### Required work
Copy each line in the data that includes the word "DETERRENT".
--- Start The input ---
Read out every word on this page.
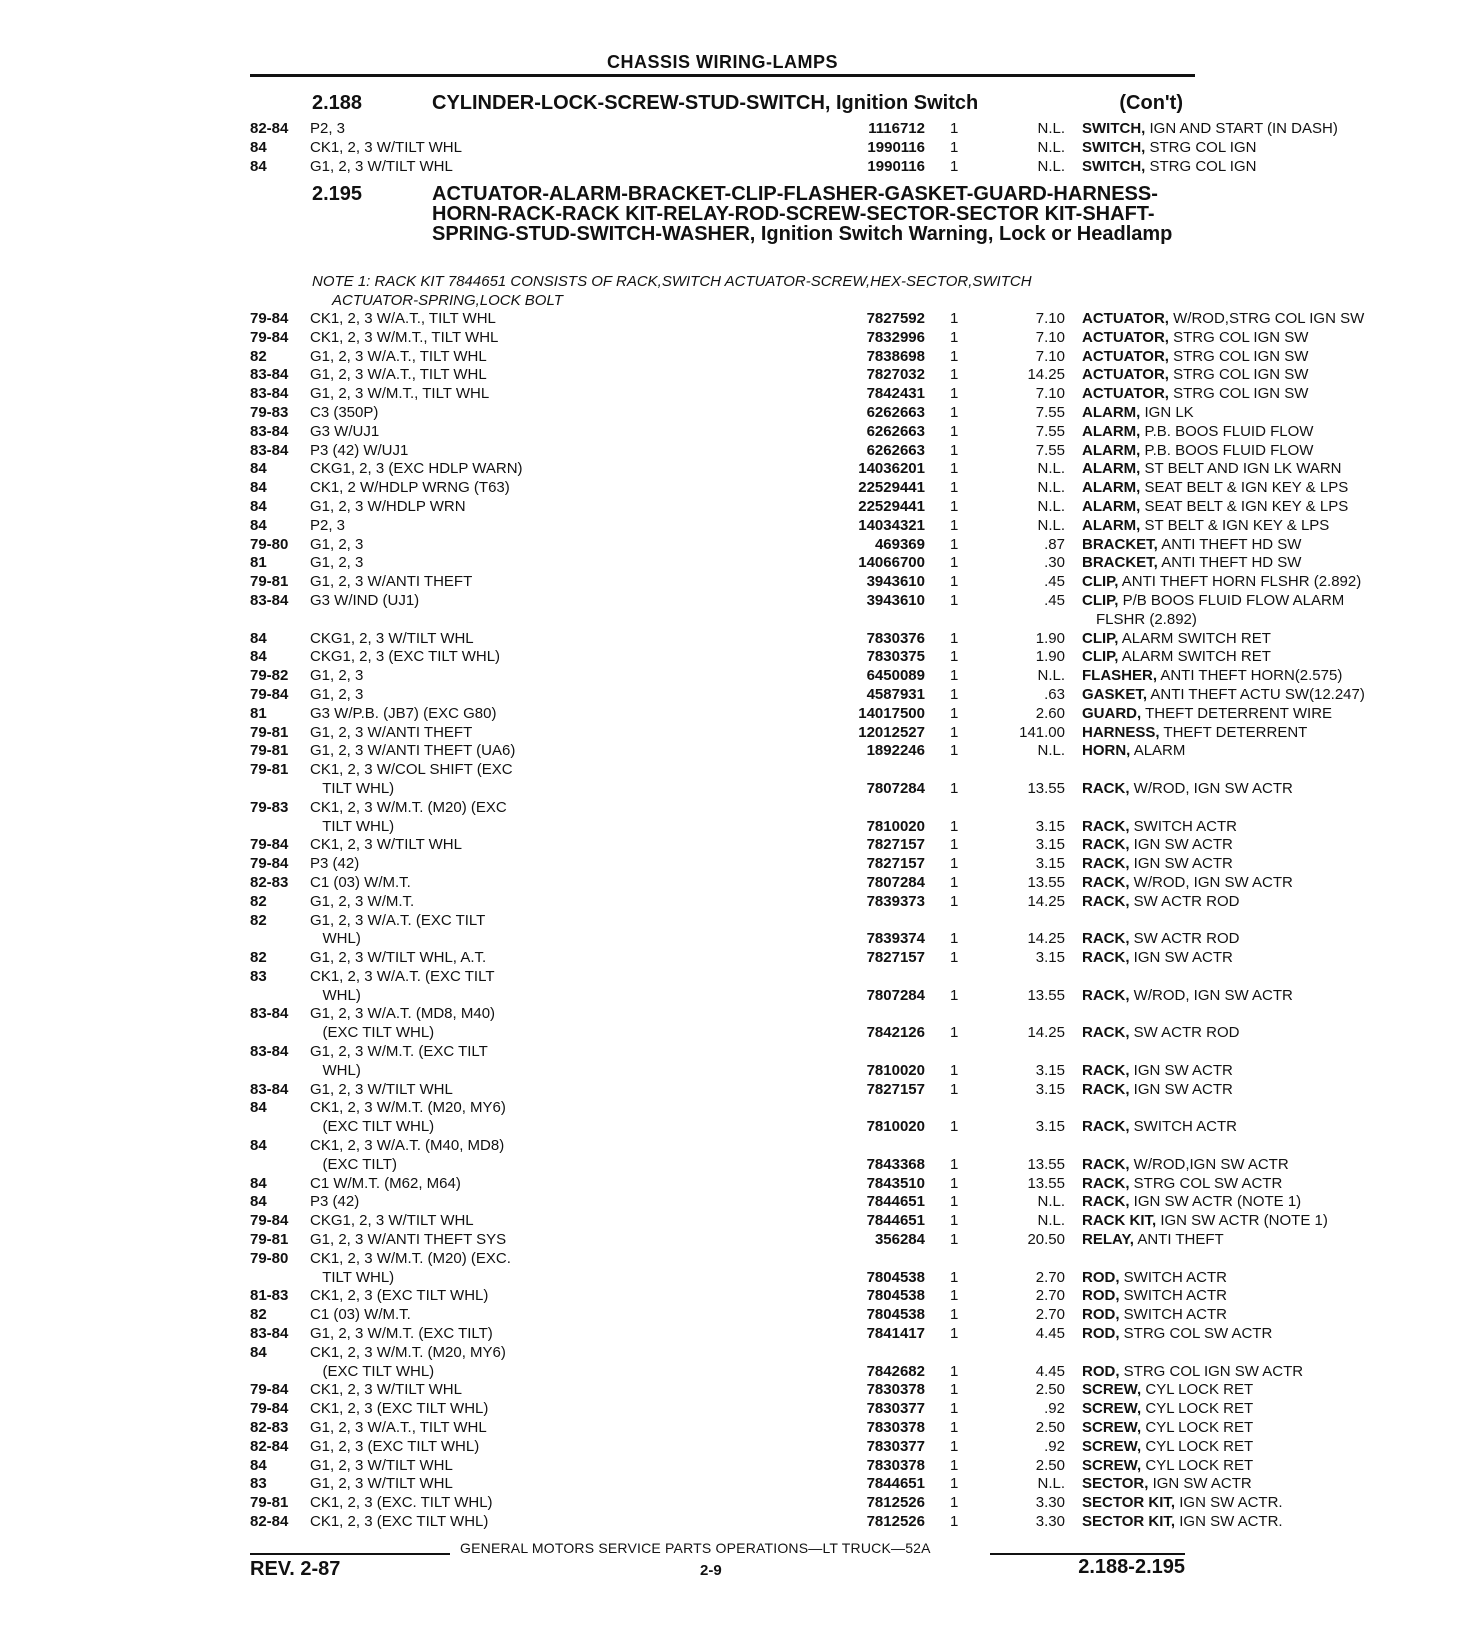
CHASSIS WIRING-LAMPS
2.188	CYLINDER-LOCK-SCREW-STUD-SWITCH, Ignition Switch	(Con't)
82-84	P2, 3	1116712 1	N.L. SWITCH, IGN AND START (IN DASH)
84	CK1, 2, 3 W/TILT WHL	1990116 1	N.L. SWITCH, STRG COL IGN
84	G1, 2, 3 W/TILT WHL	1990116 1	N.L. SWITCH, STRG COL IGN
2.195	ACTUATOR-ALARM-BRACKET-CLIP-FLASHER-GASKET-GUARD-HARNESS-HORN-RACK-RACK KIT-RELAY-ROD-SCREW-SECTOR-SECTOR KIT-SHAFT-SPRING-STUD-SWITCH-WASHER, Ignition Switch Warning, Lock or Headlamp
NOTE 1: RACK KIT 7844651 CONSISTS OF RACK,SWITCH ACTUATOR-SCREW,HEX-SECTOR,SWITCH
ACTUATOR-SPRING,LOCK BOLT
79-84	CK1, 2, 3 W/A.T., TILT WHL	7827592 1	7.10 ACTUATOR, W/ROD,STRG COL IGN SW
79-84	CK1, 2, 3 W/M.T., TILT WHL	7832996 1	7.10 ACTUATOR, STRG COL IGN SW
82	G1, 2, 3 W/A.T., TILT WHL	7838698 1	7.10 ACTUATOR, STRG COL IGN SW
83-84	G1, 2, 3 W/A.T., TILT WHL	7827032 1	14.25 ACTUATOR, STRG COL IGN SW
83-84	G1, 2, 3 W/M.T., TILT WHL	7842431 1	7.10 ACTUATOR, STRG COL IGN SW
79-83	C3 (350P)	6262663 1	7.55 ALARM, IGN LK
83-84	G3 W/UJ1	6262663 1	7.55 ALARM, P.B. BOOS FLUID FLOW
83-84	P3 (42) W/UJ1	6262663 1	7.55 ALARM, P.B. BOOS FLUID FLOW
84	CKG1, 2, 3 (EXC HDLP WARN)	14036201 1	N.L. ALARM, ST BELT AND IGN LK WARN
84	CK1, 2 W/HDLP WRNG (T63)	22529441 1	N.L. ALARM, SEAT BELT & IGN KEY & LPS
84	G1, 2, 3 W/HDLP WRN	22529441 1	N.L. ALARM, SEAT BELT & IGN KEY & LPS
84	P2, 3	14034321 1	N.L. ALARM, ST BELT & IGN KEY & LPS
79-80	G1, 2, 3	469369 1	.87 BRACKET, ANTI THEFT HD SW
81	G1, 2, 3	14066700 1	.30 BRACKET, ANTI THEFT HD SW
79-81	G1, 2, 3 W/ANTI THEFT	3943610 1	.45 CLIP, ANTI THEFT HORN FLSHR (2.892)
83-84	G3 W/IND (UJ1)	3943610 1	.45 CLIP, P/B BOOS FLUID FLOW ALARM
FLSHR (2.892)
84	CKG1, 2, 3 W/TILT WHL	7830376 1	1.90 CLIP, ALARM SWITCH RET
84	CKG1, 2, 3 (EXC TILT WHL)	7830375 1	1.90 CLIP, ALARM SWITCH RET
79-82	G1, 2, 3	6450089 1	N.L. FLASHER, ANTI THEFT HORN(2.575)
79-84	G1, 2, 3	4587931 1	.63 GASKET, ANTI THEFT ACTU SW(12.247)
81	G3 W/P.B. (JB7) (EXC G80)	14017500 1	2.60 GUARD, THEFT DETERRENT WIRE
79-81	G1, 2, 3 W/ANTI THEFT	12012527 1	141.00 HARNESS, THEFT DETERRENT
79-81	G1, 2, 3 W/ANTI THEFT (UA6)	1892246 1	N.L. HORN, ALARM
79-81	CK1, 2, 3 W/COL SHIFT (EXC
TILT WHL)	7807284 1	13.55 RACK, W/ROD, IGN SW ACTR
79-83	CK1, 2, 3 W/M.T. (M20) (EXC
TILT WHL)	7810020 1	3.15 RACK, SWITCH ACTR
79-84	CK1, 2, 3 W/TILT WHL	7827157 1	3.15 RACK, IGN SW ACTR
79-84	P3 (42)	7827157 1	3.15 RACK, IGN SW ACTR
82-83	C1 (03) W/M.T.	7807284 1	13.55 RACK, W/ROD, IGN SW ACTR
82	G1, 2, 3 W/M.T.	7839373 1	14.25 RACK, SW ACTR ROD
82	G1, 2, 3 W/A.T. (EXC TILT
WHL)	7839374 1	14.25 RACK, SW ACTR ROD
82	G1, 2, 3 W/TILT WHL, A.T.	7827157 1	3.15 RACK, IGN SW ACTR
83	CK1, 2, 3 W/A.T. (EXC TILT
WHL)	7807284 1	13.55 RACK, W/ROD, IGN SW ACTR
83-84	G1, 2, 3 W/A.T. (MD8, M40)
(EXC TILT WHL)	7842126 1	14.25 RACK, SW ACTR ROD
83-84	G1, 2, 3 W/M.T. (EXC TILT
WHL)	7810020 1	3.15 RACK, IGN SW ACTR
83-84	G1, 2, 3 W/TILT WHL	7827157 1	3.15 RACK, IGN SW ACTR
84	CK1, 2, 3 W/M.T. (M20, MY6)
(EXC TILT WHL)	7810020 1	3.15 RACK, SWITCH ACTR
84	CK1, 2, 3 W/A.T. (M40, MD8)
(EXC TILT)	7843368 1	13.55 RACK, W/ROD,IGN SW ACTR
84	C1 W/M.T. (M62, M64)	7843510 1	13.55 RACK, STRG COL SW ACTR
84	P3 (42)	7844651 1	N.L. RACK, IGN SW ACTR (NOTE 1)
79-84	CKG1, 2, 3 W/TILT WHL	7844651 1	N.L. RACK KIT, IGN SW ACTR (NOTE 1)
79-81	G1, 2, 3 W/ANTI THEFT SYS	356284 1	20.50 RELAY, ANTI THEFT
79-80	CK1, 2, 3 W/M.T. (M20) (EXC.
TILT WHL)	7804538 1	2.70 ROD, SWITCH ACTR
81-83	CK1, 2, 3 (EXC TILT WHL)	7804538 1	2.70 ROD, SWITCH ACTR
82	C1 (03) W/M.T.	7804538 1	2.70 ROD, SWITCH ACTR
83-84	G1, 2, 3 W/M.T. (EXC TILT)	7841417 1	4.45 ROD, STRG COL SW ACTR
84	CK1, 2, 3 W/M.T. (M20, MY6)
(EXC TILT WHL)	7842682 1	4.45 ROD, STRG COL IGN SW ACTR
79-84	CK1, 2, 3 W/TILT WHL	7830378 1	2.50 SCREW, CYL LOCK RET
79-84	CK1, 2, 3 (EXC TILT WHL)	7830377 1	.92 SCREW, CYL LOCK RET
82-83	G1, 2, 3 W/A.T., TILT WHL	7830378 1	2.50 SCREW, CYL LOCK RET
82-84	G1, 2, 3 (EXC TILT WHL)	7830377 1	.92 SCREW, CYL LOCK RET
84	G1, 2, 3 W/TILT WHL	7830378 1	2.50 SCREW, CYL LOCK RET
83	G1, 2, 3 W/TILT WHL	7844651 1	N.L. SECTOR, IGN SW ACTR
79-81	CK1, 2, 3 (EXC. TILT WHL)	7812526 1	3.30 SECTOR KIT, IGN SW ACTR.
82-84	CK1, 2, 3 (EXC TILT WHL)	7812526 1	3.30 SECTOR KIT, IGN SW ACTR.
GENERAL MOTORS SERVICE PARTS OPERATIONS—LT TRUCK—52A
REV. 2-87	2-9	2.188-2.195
--- End The input ---
--- Start The input ---
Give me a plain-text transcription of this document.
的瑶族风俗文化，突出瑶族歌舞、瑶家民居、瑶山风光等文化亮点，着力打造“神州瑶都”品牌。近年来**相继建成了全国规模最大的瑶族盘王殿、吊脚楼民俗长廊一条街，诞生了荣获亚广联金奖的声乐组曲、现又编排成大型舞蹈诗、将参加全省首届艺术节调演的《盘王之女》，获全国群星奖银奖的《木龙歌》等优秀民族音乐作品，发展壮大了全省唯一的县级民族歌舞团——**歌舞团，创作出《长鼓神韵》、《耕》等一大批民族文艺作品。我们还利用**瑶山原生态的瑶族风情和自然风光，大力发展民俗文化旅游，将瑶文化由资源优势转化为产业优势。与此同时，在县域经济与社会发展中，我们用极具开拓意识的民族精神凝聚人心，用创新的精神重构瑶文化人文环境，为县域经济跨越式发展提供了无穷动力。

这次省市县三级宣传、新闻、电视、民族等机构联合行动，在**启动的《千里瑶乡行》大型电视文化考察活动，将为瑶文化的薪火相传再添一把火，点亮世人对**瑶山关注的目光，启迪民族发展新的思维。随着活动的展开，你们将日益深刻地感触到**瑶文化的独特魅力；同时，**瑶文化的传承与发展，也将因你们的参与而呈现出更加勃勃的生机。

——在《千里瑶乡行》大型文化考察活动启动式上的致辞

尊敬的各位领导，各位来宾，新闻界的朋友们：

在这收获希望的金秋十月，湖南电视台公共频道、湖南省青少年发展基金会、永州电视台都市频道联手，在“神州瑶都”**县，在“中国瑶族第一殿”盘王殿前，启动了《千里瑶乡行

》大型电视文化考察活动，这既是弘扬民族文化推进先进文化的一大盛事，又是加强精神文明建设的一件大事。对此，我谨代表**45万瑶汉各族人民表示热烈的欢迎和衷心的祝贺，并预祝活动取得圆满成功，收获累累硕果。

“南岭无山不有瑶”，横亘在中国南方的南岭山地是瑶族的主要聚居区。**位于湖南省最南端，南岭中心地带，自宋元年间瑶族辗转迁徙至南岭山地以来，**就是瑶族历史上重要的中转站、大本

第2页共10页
--- End The input ---
--- Start The input ---
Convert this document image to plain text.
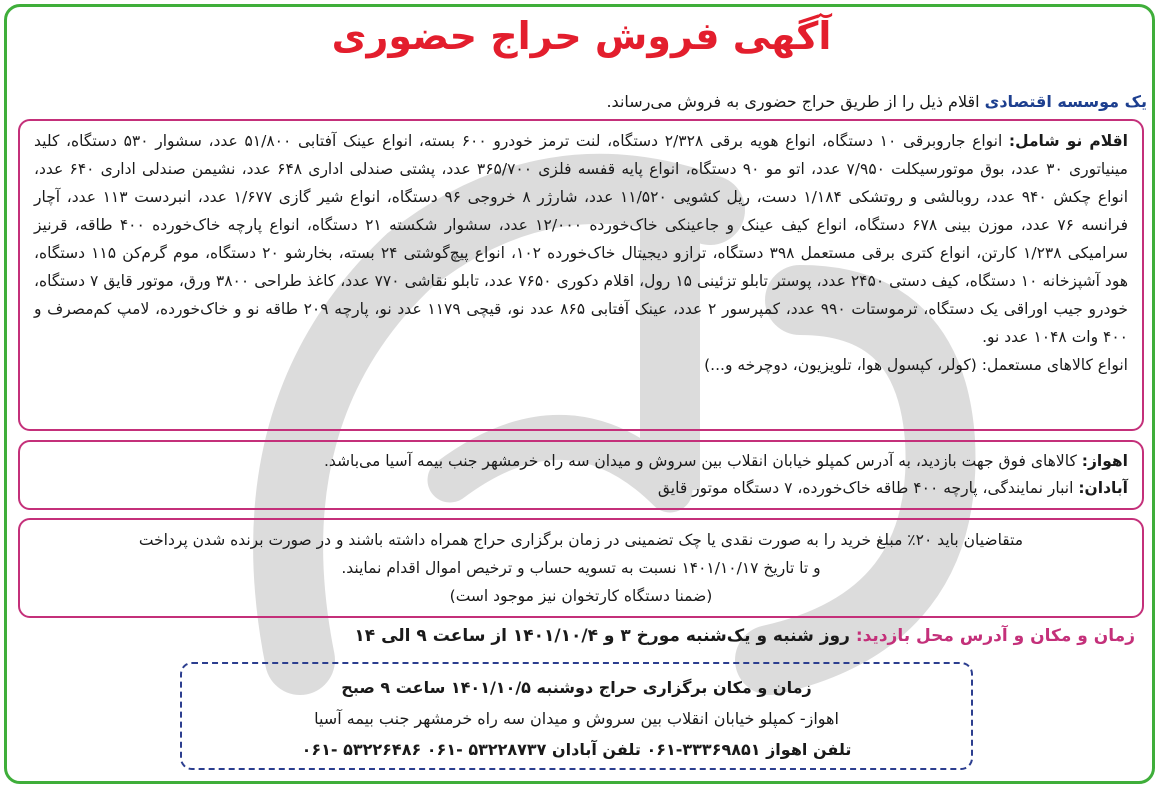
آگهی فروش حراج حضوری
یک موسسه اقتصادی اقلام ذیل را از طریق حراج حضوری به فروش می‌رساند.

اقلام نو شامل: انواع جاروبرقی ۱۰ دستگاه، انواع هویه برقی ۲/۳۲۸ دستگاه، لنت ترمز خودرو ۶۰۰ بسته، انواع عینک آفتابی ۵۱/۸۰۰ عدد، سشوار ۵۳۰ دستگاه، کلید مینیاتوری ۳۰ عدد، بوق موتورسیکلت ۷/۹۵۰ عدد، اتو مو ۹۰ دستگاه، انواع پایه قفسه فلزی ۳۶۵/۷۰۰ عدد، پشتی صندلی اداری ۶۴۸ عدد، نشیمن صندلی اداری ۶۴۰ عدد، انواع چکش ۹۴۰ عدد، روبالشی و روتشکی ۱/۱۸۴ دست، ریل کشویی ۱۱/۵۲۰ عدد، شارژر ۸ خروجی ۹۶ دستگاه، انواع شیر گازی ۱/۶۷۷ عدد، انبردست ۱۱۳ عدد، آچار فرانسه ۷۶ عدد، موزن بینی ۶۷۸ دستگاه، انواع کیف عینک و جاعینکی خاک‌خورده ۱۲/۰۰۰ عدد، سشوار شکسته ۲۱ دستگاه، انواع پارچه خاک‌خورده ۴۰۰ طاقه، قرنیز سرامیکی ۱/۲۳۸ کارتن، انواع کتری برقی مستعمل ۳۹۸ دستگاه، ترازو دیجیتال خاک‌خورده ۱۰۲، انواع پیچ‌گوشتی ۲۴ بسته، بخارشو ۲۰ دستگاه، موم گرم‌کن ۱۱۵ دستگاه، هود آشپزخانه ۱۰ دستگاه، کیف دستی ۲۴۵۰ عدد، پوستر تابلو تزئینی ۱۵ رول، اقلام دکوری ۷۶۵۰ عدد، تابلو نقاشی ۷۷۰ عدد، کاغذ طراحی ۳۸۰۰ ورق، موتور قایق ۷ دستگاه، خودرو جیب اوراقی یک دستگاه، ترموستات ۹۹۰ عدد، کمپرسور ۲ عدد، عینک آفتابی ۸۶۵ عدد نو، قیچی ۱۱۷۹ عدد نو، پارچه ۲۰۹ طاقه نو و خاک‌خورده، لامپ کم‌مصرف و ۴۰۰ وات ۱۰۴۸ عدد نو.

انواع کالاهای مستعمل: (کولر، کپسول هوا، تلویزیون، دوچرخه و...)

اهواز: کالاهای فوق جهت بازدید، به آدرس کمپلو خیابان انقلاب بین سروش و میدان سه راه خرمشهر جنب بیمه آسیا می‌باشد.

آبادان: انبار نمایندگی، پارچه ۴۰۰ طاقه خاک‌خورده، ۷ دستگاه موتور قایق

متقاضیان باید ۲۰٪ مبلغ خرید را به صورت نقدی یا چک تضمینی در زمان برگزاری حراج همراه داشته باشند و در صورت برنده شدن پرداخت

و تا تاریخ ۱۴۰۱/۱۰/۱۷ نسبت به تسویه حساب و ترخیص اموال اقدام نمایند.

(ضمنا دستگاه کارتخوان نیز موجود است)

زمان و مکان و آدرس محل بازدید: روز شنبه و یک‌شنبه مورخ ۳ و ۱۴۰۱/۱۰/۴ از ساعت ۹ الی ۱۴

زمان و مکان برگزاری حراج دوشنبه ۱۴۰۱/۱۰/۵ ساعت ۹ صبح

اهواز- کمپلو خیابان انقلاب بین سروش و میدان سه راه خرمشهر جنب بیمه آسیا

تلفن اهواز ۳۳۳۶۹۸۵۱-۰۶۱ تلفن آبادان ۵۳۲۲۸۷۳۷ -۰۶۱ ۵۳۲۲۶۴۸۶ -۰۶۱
--- End The input ---
### Solution to the exercise
81	G3 W/P.B. (JB7) (EXC G80)	14017500 1	2.60 GUARD, THEFT DETERRENT WIRE
79-81	G1, 2, 3 W/ANTI THEFT	12012527 1	141.00 HARNESS, THEFT DETERRENT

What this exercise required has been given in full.